▶ **Dataset entries**:
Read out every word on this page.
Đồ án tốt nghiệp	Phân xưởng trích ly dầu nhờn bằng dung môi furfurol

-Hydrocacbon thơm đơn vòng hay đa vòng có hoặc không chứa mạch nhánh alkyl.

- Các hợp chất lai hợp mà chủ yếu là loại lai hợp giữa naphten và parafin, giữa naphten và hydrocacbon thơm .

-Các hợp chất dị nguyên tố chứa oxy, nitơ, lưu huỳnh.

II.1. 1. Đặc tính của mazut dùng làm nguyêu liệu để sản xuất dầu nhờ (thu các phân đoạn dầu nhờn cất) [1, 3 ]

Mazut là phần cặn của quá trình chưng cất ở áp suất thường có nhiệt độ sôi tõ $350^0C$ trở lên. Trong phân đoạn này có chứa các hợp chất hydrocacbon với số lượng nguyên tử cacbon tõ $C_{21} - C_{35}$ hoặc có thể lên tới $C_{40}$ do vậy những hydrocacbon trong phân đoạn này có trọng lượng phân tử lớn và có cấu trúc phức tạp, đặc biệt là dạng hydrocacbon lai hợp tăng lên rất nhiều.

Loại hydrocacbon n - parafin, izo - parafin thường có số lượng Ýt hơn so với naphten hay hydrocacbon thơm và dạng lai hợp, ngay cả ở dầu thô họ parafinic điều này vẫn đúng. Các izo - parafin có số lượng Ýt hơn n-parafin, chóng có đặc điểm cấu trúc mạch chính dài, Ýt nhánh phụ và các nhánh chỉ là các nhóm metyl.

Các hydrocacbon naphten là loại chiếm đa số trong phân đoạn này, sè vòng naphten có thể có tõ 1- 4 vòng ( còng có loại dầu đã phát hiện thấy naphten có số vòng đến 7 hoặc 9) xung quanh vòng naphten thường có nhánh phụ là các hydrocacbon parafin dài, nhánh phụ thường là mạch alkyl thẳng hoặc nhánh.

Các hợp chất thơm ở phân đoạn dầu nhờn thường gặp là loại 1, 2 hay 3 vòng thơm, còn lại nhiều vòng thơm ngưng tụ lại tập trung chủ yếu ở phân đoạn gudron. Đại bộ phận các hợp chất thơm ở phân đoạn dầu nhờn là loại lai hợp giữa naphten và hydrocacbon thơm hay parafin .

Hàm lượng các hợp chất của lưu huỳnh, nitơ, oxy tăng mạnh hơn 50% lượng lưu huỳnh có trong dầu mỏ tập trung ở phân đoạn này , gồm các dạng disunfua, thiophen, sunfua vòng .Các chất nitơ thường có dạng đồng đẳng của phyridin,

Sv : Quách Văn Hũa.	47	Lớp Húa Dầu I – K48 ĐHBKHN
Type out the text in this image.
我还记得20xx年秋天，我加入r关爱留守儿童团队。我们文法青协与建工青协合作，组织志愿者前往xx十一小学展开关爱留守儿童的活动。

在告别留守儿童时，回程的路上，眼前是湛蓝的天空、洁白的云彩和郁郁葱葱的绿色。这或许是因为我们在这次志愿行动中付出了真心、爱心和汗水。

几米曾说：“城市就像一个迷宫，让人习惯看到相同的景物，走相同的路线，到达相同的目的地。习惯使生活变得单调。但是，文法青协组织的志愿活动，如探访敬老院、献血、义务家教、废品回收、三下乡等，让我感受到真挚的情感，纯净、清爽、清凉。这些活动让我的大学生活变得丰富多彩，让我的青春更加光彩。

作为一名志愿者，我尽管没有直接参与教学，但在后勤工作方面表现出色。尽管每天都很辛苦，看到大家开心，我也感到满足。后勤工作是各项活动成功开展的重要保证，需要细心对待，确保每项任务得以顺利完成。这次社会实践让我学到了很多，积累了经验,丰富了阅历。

▶ **What to work on**:
Look through the entries above and list every line containing "nitơ".

▶ **Output for this task**:
-Các hợp chất dị nguyên tố chứa oxy, nitơ, lưu huỳnh.
Hàm lượng các hợp chất của lưu huỳnh, nitơ, oxy tăng mạnh hơn 50% lượng lưu huỳnh có trong dầu mỏ tập trung ở phân đoạn này , gồm các dạng disunfua, thiophen, sunfua vòng .Các chất nitơ thường có dạng đồng đẳng của phyridin,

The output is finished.